(Data to use)
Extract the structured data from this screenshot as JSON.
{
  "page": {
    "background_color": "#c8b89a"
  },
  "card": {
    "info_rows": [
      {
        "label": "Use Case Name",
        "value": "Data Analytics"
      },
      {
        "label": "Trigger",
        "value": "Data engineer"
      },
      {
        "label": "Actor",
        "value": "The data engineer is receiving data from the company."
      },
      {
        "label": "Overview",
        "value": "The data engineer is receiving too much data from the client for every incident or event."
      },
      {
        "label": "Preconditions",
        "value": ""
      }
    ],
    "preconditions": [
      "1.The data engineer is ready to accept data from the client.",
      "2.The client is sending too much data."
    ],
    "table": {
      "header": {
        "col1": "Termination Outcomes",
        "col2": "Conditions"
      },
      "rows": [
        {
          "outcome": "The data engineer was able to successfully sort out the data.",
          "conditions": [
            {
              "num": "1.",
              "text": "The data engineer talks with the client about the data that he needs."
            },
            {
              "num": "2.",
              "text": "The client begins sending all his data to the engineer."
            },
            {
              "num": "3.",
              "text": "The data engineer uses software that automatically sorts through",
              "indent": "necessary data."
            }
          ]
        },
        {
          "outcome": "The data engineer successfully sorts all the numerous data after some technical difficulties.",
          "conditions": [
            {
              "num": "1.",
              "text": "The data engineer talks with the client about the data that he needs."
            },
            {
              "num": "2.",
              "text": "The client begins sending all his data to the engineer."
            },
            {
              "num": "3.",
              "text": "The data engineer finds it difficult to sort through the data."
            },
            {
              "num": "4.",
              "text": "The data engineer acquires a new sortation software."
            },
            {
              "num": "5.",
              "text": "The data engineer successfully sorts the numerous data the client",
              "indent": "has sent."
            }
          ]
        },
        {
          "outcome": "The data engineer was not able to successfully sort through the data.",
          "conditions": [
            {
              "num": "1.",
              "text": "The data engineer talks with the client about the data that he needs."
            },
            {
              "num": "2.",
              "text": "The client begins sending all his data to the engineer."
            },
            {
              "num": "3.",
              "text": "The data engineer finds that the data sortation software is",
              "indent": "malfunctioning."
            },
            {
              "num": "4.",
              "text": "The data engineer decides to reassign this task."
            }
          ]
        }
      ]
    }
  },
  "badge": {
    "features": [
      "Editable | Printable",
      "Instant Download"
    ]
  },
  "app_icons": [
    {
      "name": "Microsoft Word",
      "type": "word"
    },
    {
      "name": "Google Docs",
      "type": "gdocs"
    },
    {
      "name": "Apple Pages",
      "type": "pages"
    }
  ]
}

(Written task)
Each line must be given again exactly as written above.

(Task result)
Extract the structured data from this screenshot as JSON.
{
  "page": {
    "background_color": "#c8b89a"
  },
  "card": {
    "info_rows": [
      {
        "label": "Use Case Name",
        "value": "Data Analytics"
      },
      {
        "label": "Trigger",
        "value": "Data engineer"
      },
      {
        "label": "Actor",
        "value": "The data engineer is receiving data from the company."
      },
      {
        "label": "Overview",
        "value": "The data engineer is receiving too much data from the client for every incident or event."
      },
      {
        "label": "Preconditions",
        "value": ""
      }
    ],
    "preconditions": [
      "1.The data engineer is ready to accept data from the client.",
      "2.The client is sending too much data."
    ],
    "table": {
      "header": {
        "col1": "Termination Outcomes",
        "col2": "Conditions"
      },
      "rows": [
        {
          "outcome": "The data engineer was able to successfully sort out the data.",
          "conditions": [
            {
              "num": "1.",
              "text": "The data engineer talks with the client about the data that he needs."
            },
            {
              "num": "2.",
              "text": "The client begins sending all his data to the engineer."
            },
            {
              "num": "3.",
              "text": "The data engineer uses software that automatically sorts through",
              "indent": "necessary data."
            }
          ]
        },
        {
          "outcome": "The data engineer successfully sorts all the numerous data after some technical difficulties.",
          "conditions": [
            {
              "num": "1.",
              "text": "The data engineer talks with the client about the data that he needs."
            },
            {
              "num": "2.",
              "text": "The client begins sending all his data to the engineer."
            },
            {
              "num": "3.",
              "text": "The data engineer finds it difficult to sort through the data."
            },
            {
              "num": "4.",
              "text": "The data engineer acquires a new sortation software."
            },
            {
              "num": "5.",
              "text": "The data engineer successfully sorts the numerous data the client",
              "indent": "has sent."
            }
          ]
        },
        {
          "outcome": "The data engineer was not able to successfully sort through the data.",
          "conditions": [
            {
              "num": "1.",
              "text": "The data engineer talks with the client about the data that he needs."
            },
            {
              "num": "2.",
              "text": "The client begins sending all his data to the engineer."
            },
            {
              "num": "3.",
              "text": "The data engineer finds that the data sortation software is",
              "indent": "malfunctioning."
            },
            {
              "num": "4.",
              "text": "The data engineer decides to reassign this task."
            }
          ]
        }
      ]
    }
  },
  "badge": {
    "features": [
      "Editable | Printable",
      "Instant Download"
    ]
  },
  "app_icons": [
    {
      "name": "Microsoft Word",
      "type": "word"
    },
    {
      "name": "Google Docs",
      "type": "gdocs"
    },
    {
      "name": "Apple Pages",
      "type": "pages"
    }
  ]
}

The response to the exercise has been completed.